- What is being asked
Using the entries that follow, state how many lines contain the word "Shipper". The response is that number and nothing more.

Stored data
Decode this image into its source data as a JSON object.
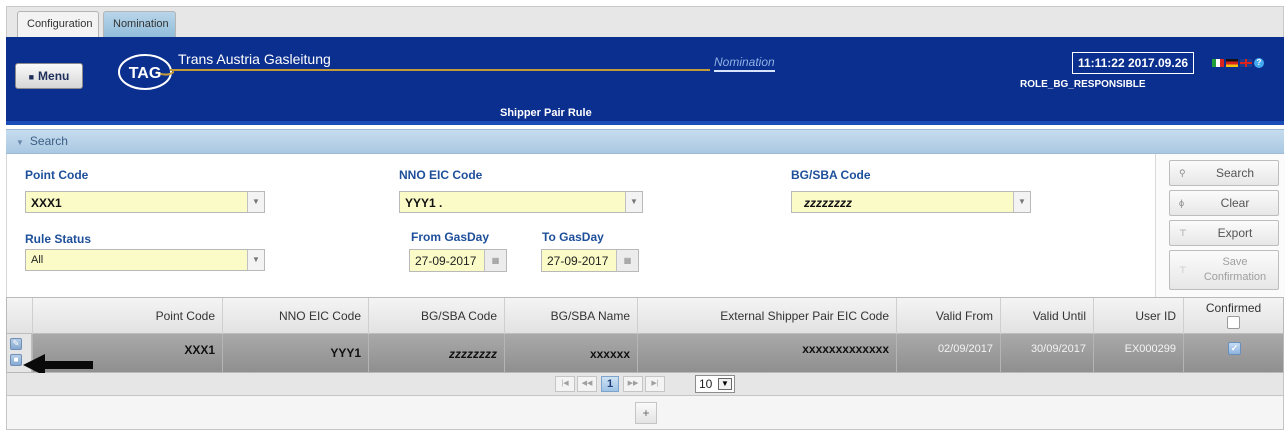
{
  "tabs": [
    "Configuration",
    "Nomination"
  ],
  "header": {
    "menu_label": "Menu",
    "logo_text": "TAG",
    "brand": "Trans Austria Gasleitung",
    "nomination_link": "Nomination",
    "clock": "11:11:22 2017.09.26",
    "role": "ROLE_BG_RESPONSIBLE",
    "page_title": "Shipper Pair Rule",
    "help_glyph": "?"
  },
  "search_panel": {
    "title": "Search",
    "point_code": {
      "label": "Point Code",
      "value": "XXX1"
    },
    "nno_eic_code": {
      "label": "NNO EIC Code",
      "value": "YYY1  ."
    },
    "bg_sba_code": {
      "label": "BG/SBA Code",
      "value": "zzzzzzzz"
    },
    "rule_status": {
      "label": "Rule Status",
      "value": "All"
    },
    "from_gasday": {
      "label": "From GasDay",
      "value": "27-09-2017"
    },
    "to_gasday": {
      "label": "To GasDay",
      "value": "27-09-2017"
    },
    "buttons": {
      "search": "Search",
      "clear": "Clear",
      "export": "Export",
      "save_confirmation_1": "Save",
      "save_confirmation_2": "Confirmation"
    }
  },
  "grid": {
    "columns": [
      "Point Code",
      "NNO EIC Code",
      "BG/SBA Code",
      "BG/SBA Name",
      "External Shipper Pair EIC Code",
      "Valid From",
      "Valid Until",
      "User ID",
      "Confirmed"
    ],
    "rows": [
      {
        "point_code": "XXX1",
        "nno_eic_code": "YYY1",
        "bg_sba_code": "zzzzzzzz",
        "bg_sba_name": "xxxxxx",
        "external_code": "xxxxxxxxxxxxx",
        "valid_from": "02/09/2017",
        "valid_until": "30/09/2017",
        "user_id": "EX000299",
        "confirmed": true
      }
    ]
  },
  "pager": {
    "current_page": "1",
    "page_size": "10"
  },
  "footer": {
    "add_glyph": "+"
  },
  "colors": {
    "header_blue": "#0b2f8e",
    "field_yellow": "#fbfbc8",
    "label_blue": "#1e4f9a",
    "accent_gold": "#c29a3a"
  }
}
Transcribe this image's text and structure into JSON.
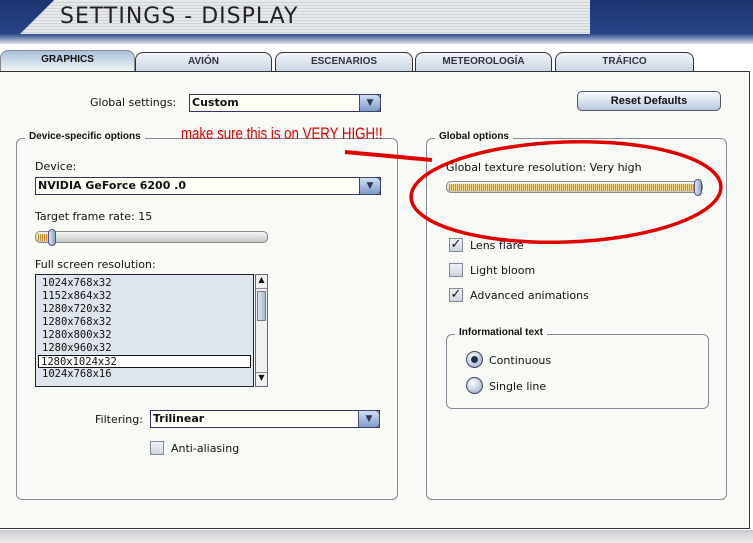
{
  "header": {
    "title": "SETTINGS - DISPLAY"
  },
  "tabs": [
    {
      "label": "GRAPHICS",
      "active": true
    },
    {
      "label": "AVIÓN"
    },
    {
      "label": "ESCENARIOS"
    },
    {
      "label": "METEOROLOGÍA"
    },
    {
      "label": "TRÁFICO"
    }
  ],
  "global_settings": {
    "label": "Global settings:",
    "value": "Custom"
  },
  "reset_button": "Reset Defaults",
  "annotation": "make sure this is on VERY HIGH!!",
  "device_group": {
    "legend": "Device-specific options",
    "device_label": "Device:",
    "device_value": "NVIDIA GeForce 6200 .0",
    "frame_rate_label": "Target frame rate: 15",
    "frame_rate_fraction": 0.05,
    "resolution_label": "Full screen resolution:",
    "resolutions": [
      "1024x768x32",
      "1152x864x32",
      "1280x720x32",
      "1280x768x32",
      "1280x800x32",
      "1280x960x32",
      "1280x1024x32",
      "1024x768x16"
    ],
    "selected_resolution": "1280x1024x32",
    "filtering_label": "Filtering:",
    "filtering_value": "Trilinear",
    "antialiasing_label": "Anti-aliasing",
    "antialiasing_checked": false
  },
  "global_group": {
    "legend": "Global options",
    "texture_label": "Global texture resolution: Very high",
    "texture_fraction": 1.0,
    "lens_flare": {
      "label": "Lens flare",
      "checked": true
    },
    "light_bloom": {
      "label": "Light bloom",
      "checked": false
    },
    "advanced_animations": {
      "label": "Advanced animations",
      "checked": true
    },
    "info_text": {
      "legend": "Informational text",
      "options": [
        "Continuous",
        "Single line"
      ],
      "selected": "Continuous"
    }
  },
  "colors": {
    "annotation": "#e00000",
    "header": "#1d3470"
  }
}
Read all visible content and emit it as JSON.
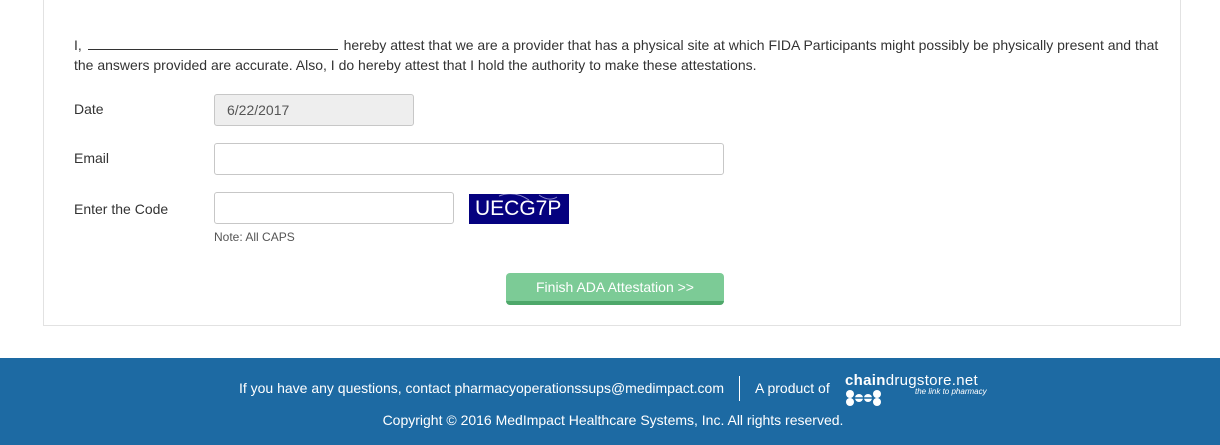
{
  "attestation": {
    "prefix": "I,",
    "text": "hereby attest that we are a provider that has a physical site at which FIDA Participants might possibly be physically present and that the answers provided are accurate. Also, I do hereby attest that I hold the authority to make these attestations."
  },
  "form": {
    "date_label": "Date",
    "date_value": "6/22/2017",
    "email_label": "Email",
    "email_value": "",
    "code_label": "Enter the Code",
    "code_value": "",
    "code_note": "Note: All CAPS",
    "captcha_text": "UECG7P",
    "submit_label": "Finish ADA Attestation >>"
  },
  "footer": {
    "contact_text": "If you have any questions, contact pharmacyoperationssups@medimpact.com",
    "product_text": "A product of",
    "logo_brand_bold": "chain",
    "logo_brand_rest": "drugstore.net",
    "logo_tagline": "the link to pharmacy",
    "copyright": "Copyright © 2016 MedImpact Healthcare Systems, Inc. All rights reserved."
  },
  "colors": {
    "footer_bg": "#1d6aa3",
    "button_bg": "#7ccb96",
    "captcha_bg": "#05017f"
  }
}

- Response
2